● Problem statement
Only the number is wanted: count the lines in the data with "Uncultured" in them.

● Extracted material
[BEGIN]

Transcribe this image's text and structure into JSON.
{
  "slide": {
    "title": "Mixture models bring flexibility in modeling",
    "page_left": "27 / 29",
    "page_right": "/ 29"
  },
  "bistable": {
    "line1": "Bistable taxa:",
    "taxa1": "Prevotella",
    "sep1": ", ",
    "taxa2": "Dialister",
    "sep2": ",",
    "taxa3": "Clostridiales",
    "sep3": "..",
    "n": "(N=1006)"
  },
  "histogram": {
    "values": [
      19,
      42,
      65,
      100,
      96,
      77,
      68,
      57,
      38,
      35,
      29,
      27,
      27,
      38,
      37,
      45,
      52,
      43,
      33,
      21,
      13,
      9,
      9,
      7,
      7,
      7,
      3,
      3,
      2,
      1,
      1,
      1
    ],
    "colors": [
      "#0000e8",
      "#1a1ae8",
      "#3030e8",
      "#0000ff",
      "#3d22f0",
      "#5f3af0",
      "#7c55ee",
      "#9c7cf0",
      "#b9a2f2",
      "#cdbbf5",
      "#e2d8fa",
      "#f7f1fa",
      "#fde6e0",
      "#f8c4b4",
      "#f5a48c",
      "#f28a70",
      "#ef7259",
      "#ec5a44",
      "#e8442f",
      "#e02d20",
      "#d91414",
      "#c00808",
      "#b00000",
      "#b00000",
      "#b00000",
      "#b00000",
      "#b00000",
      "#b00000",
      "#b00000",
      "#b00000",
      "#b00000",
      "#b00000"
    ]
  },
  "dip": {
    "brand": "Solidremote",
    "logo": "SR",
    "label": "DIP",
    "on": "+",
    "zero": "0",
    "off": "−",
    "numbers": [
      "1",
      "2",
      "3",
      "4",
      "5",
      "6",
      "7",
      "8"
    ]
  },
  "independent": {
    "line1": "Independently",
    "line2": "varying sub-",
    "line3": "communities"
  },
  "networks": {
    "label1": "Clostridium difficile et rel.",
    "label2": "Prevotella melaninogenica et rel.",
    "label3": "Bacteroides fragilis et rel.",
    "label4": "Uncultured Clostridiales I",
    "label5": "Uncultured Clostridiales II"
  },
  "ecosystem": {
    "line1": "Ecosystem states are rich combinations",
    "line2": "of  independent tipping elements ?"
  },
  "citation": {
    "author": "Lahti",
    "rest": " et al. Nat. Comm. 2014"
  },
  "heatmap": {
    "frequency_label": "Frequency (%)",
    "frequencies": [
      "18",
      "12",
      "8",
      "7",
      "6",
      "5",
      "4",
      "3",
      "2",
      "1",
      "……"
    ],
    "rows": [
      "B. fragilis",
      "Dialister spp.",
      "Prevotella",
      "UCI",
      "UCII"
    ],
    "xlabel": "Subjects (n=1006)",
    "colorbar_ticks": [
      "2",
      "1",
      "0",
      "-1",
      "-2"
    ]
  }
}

[END]

● Solution
2